## DIRECTION
Lines containing "просторі" are to be counted. Report the count alone.
········
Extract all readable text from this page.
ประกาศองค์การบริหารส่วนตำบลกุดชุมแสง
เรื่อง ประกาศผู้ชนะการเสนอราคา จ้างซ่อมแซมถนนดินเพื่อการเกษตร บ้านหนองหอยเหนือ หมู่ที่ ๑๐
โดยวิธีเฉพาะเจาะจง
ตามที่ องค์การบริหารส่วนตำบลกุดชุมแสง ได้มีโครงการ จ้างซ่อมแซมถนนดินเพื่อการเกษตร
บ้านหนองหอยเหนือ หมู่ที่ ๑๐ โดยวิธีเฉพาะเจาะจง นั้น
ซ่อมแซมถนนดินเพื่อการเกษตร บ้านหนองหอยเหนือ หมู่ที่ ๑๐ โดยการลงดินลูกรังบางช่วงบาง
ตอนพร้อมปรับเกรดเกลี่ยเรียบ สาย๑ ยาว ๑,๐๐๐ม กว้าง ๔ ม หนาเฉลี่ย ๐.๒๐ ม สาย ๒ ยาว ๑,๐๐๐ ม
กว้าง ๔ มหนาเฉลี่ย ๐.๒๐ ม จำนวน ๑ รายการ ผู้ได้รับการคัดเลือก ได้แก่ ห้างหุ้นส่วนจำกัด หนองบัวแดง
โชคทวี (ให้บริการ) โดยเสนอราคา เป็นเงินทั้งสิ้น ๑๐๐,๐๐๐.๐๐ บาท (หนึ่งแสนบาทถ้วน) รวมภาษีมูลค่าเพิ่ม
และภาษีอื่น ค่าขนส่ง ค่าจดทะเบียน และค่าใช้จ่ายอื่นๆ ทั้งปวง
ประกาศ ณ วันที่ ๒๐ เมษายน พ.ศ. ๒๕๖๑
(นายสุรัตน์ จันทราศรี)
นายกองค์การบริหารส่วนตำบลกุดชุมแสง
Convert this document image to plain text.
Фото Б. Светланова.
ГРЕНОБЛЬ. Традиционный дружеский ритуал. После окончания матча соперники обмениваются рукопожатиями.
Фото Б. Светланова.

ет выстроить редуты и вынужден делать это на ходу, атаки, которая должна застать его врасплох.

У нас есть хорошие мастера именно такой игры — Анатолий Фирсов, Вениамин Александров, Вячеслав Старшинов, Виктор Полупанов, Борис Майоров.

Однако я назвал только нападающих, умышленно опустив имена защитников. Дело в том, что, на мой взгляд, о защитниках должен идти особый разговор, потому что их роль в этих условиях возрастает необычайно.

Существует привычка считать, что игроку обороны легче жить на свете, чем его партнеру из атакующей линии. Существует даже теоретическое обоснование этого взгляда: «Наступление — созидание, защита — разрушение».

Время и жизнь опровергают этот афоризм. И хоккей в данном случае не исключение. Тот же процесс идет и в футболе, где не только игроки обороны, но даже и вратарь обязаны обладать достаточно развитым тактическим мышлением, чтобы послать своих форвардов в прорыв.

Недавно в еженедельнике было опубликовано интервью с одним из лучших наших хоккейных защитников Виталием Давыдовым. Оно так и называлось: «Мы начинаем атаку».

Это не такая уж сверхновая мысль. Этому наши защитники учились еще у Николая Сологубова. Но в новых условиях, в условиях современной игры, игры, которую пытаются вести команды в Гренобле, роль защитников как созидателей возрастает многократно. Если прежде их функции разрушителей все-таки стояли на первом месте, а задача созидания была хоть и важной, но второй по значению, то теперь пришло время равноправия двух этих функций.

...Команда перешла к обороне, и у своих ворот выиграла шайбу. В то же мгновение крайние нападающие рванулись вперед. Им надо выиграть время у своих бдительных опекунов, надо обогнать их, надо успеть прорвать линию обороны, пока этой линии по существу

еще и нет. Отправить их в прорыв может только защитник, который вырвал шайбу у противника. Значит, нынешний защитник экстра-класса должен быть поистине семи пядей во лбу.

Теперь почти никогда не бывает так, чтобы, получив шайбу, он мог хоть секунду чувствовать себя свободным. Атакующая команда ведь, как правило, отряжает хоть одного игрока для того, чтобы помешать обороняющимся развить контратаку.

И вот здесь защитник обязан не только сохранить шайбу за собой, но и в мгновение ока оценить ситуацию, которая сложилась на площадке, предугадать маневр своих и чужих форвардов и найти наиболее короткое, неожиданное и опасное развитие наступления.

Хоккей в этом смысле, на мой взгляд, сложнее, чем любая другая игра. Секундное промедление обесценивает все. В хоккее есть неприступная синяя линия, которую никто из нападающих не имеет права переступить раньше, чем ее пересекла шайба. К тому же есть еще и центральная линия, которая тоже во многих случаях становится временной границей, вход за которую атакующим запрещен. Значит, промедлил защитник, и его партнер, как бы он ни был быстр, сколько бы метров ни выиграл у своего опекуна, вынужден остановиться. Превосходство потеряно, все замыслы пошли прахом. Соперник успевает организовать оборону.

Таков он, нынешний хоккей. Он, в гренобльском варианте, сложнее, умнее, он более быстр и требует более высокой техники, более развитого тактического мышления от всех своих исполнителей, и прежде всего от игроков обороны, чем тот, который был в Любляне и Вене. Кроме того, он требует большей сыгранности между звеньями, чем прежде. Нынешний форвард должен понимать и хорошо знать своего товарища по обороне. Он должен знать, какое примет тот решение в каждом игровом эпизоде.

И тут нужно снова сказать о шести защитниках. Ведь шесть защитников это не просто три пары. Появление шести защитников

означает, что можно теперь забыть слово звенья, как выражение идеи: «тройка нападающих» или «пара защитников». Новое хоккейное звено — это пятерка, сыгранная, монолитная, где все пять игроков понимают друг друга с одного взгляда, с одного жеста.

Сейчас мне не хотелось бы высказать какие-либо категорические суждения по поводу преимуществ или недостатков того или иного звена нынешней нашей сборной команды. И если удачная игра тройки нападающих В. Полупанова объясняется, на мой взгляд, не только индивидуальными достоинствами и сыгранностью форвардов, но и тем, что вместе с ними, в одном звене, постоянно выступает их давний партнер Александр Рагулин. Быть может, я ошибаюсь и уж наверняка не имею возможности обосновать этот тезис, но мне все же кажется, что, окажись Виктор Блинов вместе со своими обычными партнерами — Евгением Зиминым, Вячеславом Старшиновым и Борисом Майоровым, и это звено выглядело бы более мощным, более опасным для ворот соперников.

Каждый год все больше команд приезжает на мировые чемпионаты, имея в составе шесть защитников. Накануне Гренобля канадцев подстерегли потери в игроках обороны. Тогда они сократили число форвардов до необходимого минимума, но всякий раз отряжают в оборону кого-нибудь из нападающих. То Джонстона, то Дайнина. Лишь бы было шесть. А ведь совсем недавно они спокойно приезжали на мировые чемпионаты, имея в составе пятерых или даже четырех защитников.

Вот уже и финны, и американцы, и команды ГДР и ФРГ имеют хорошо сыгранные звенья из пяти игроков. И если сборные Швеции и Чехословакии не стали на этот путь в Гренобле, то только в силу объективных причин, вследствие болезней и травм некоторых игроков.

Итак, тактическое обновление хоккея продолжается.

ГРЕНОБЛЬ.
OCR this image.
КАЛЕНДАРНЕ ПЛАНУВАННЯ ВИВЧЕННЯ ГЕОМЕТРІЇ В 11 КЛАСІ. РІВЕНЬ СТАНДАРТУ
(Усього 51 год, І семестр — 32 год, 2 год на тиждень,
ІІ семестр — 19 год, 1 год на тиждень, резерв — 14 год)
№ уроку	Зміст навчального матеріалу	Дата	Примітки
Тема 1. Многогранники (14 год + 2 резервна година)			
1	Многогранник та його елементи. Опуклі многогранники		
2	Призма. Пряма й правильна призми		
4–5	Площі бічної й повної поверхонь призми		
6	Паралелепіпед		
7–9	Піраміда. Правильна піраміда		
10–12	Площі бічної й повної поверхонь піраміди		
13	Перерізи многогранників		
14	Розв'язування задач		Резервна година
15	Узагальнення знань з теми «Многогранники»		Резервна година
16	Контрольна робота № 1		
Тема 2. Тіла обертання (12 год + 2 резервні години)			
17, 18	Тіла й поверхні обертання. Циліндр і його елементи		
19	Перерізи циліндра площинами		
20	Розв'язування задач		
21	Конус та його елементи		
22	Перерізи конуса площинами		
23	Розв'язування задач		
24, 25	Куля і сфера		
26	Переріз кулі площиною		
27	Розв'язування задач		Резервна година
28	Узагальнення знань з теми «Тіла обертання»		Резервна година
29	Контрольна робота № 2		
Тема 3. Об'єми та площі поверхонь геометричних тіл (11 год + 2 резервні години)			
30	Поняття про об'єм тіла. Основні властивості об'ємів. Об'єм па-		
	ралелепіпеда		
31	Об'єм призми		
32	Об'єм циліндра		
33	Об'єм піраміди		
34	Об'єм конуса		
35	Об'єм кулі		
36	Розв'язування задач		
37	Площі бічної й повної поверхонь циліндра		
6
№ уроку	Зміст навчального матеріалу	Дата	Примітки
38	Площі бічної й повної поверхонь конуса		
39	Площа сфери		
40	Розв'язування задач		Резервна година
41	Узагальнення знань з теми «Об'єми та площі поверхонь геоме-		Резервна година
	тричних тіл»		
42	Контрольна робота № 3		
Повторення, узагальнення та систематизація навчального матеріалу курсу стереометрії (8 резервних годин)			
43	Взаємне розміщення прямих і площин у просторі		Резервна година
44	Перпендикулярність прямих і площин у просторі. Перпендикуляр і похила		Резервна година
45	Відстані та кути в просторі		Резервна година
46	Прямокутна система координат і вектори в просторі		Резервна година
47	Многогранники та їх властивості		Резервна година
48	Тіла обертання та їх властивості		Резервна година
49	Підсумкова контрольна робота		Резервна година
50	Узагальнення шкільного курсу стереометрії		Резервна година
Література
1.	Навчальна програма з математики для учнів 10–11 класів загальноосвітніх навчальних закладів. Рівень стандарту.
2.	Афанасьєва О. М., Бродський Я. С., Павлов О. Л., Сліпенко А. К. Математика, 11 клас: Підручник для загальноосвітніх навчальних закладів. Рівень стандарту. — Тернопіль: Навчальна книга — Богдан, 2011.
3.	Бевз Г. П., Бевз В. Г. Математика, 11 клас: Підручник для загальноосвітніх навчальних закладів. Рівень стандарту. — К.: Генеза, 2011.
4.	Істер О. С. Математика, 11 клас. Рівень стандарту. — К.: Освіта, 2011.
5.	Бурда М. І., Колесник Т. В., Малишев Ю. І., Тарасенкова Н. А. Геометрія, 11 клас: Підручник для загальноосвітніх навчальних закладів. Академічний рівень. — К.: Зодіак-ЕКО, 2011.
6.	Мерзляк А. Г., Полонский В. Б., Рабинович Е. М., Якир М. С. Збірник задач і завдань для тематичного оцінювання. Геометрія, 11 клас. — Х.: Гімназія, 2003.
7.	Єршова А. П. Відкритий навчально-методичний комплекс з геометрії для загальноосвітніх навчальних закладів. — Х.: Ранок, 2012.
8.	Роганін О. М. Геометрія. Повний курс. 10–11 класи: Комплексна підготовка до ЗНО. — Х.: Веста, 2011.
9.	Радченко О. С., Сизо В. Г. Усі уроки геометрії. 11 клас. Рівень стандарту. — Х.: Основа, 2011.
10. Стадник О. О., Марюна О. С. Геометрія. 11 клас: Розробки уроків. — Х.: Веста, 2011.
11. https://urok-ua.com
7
········
## SOLUTION
4